| Task to complete |
List, from the lines below, each one with "color" in it.

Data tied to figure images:
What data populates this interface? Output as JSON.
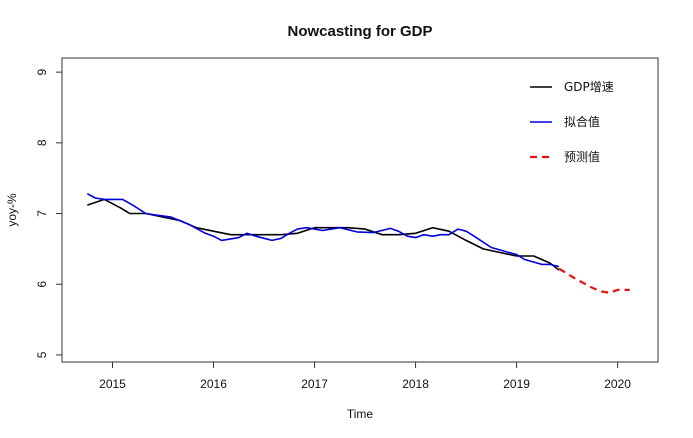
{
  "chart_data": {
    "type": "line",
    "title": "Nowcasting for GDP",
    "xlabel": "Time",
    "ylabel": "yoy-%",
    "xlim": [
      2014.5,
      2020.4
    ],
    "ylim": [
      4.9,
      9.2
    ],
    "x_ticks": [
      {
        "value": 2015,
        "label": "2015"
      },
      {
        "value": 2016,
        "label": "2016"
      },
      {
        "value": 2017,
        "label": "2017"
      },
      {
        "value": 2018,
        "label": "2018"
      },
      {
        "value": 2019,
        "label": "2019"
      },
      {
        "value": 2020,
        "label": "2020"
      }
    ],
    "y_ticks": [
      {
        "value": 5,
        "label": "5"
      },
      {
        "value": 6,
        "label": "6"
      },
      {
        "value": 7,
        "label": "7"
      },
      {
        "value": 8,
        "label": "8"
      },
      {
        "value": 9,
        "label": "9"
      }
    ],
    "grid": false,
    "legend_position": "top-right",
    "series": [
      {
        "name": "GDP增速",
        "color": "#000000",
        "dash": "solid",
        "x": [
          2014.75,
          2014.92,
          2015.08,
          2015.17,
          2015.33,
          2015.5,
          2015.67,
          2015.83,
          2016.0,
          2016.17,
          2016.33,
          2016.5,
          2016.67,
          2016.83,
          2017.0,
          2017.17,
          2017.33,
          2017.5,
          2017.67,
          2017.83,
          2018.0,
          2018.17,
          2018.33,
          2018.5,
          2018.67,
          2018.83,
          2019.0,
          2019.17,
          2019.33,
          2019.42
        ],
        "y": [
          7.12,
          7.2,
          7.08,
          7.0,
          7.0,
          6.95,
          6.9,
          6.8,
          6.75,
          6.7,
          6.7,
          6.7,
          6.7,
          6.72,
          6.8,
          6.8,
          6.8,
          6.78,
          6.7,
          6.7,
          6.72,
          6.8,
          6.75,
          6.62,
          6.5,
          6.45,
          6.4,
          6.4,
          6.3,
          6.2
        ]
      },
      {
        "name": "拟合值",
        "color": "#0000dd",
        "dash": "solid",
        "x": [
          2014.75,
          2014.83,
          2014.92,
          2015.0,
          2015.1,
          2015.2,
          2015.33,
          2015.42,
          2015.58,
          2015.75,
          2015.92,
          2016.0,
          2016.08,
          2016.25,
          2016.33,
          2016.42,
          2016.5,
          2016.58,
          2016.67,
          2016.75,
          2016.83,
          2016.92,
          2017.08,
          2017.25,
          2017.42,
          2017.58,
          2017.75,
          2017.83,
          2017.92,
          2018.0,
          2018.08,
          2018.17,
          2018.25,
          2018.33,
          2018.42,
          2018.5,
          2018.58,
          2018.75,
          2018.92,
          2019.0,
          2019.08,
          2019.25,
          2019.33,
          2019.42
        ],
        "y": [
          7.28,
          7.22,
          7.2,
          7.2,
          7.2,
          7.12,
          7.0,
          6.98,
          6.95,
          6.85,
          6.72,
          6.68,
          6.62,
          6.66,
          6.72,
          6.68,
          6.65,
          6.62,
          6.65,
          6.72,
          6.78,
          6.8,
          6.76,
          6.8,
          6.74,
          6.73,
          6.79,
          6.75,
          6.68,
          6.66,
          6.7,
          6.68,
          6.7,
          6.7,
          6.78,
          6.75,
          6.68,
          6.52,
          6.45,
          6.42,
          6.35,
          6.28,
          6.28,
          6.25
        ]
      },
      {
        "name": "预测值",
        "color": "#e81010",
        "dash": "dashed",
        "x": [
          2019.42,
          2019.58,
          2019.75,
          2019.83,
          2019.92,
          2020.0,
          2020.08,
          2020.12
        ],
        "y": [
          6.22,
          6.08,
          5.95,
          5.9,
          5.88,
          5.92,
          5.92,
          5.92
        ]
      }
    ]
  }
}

| Solution for this exercise |
        "color": "#000000",
        "color": "#0000dd",
        "color": "#e81010",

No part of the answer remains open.